Collect each line holding the string "this".

[START MATERIAL SUPPLIED]

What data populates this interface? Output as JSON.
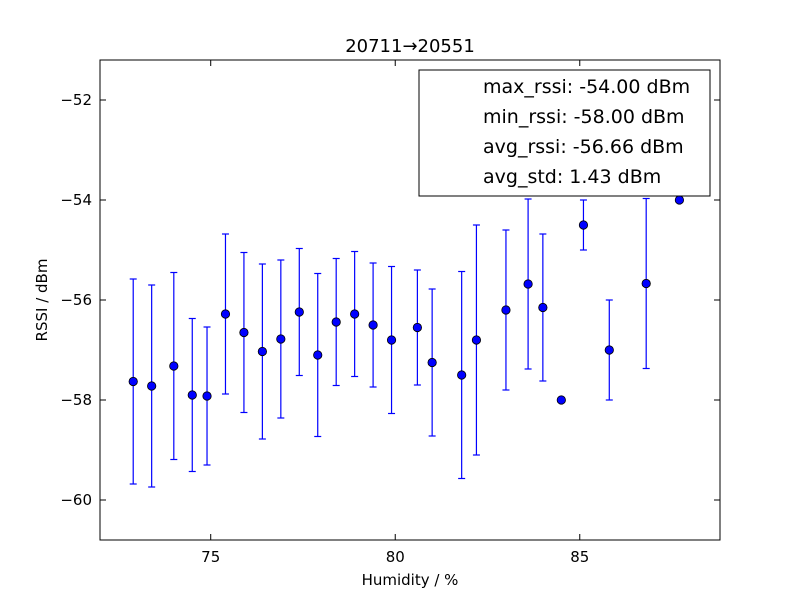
{
  "chart_data": {
    "type": "scatter",
    "title": "20711→20551",
    "xlabel": "Humidity / %",
    "ylabel": "RSSI / dBm",
    "xlim": [
      72.0,
      88.8
    ],
    "ylim": [
      -60.8,
      -51.2
    ],
    "xticks": [
      75,
      80,
      85
    ],
    "yticks": [
      -60,
      -58,
      -56,
      -54,
      -52
    ],
    "xtick_labels": [
      "75",
      "80",
      "85"
    ],
    "ytick_labels": [
      "−60",
      "−58",
      "−56",
      "−54",
      "−52"
    ],
    "grid": false,
    "legend_placement": "top-right",
    "legend": [
      "max_rssi: -54.00 dBm",
      "min_rssi: -58.00 dBm",
      "avg_rssi: -56.66 dBm",
      "avg_std: 1.43 dBm"
    ],
    "colors": {
      "marker": "#0000ff",
      "errorbar": "#0000ff",
      "axes": "#000000"
    },
    "series": [
      {
        "points": [
          {
            "x": 72.9,
            "y": -57.63,
            "err": 2.05
          },
          {
            "x": 73.4,
            "y": -57.72,
            "err": 2.02
          },
          {
            "x": 74.0,
            "y": -57.32,
            "err": 1.87
          },
          {
            "x": 74.5,
            "y": -57.9,
            "err": 1.53
          },
          {
            "x": 74.9,
            "y": -57.92,
            "err": 1.38
          },
          {
            "x": 75.4,
            "y": -56.28,
            "err": 1.6
          },
          {
            "x": 75.9,
            "y": -56.65,
            "err": 1.6
          },
          {
            "x": 76.4,
            "y": -57.03,
            "err": 1.75
          },
          {
            "x": 76.9,
            "y": -56.78,
            "err": 1.58
          },
          {
            "x": 77.4,
            "y": -56.24,
            "err": 1.27
          },
          {
            "x": 77.9,
            "y": -57.1,
            "err": 1.63
          },
          {
            "x": 78.4,
            "y": -56.44,
            "err": 1.27
          },
          {
            "x": 78.9,
            "y": -56.28,
            "err": 1.25
          },
          {
            "x": 79.4,
            "y": -56.5,
            "err": 1.24
          },
          {
            "x": 79.9,
            "y": -56.8,
            "err": 1.47
          },
          {
            "x": 80.6,
            "y": -56.55,
            "err": 1.15
          },
          {
            "x": 81.0,
            "y": -57.25,
            "err": 1.47
          },
          {
            "x": 81.8,
            "y": -57.5,
            "err": 2.07
          },
          {
            "x": 82.2,
            "y": -56.8,
            "err": 2.3
          },
          {
            "x": 83.0,
            "y": -56.2,
            "err": 1.6
          },
          {
            "x": 83.6,
            "y": -55.68,
            "err": 1.7
          },
          {
            "x": 84.0,
            "y": -56.15,
            "err": 1.47
          },
          {
            "x": 84.5,
            "y": -58.0,
            "err": 0
          },
          {
            "x": 85.1,
            "y": -54.5,
            "err": 0.5
          },
          {
            "x": 85.8,
            "y": -57.0,
            "err": 1.0
          },
          {
            "x": 86.8,
            "y": -55.67,
            "err": 1.7
          },
          {
            "x": 87.7,
            "y": -54.0,
            "err": 0
          }
        ]
      }
    ]
  }
}
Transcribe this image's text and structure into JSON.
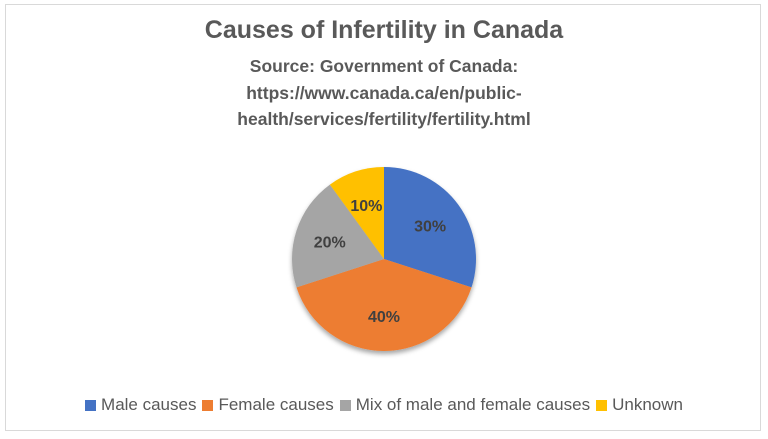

[END MATERIAL SUPPLIED]

TASK ANSWER:
What data populates this interface? Output as JSON.
Transcribe this image's text and structure into JSON.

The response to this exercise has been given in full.